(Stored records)
>>>>
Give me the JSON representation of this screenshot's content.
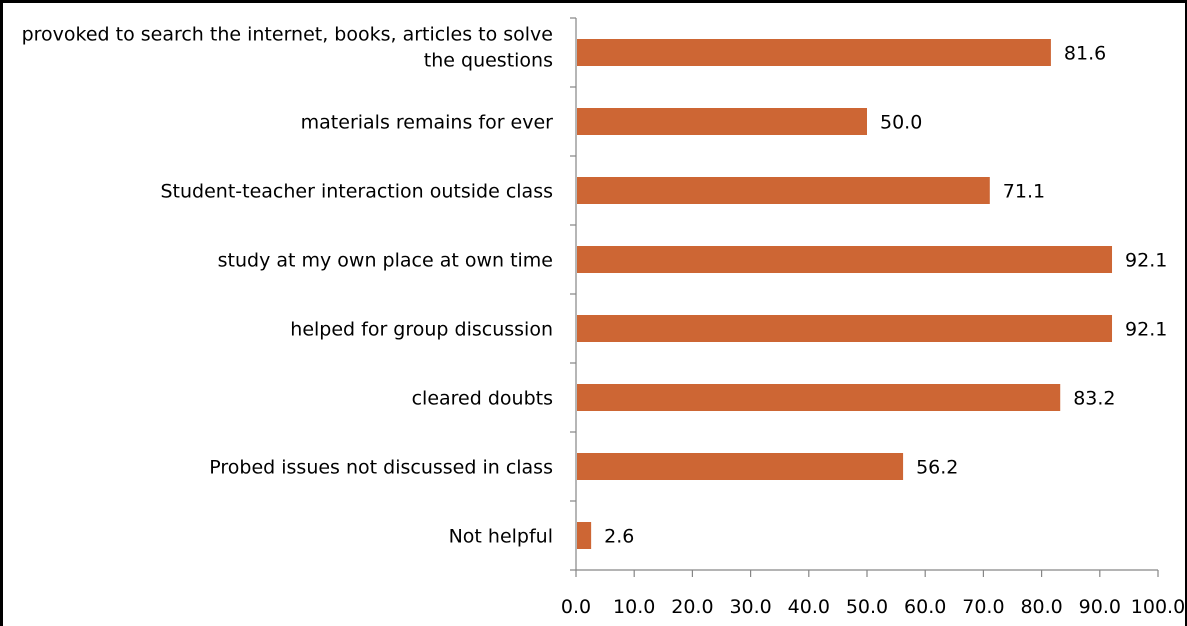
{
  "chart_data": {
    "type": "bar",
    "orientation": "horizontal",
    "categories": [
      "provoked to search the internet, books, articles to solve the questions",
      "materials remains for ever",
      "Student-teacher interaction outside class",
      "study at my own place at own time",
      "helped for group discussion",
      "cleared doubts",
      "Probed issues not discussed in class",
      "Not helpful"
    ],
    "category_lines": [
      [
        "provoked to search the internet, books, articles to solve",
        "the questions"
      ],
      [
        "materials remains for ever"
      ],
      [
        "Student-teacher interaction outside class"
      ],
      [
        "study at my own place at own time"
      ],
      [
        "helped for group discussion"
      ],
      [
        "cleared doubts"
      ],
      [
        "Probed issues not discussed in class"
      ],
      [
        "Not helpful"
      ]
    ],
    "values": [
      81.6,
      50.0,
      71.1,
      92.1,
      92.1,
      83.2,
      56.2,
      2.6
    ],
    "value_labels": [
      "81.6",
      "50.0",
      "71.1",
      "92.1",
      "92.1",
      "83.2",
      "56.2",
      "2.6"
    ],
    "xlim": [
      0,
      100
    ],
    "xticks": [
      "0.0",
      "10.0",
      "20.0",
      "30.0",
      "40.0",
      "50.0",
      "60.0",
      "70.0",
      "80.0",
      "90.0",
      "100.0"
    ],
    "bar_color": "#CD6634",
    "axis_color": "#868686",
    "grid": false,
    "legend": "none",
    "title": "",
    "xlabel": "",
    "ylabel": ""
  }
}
<<<<
> What you need to do
State how many lines in the records above contain the word "issues", giving only the number.

> Solution to this task
2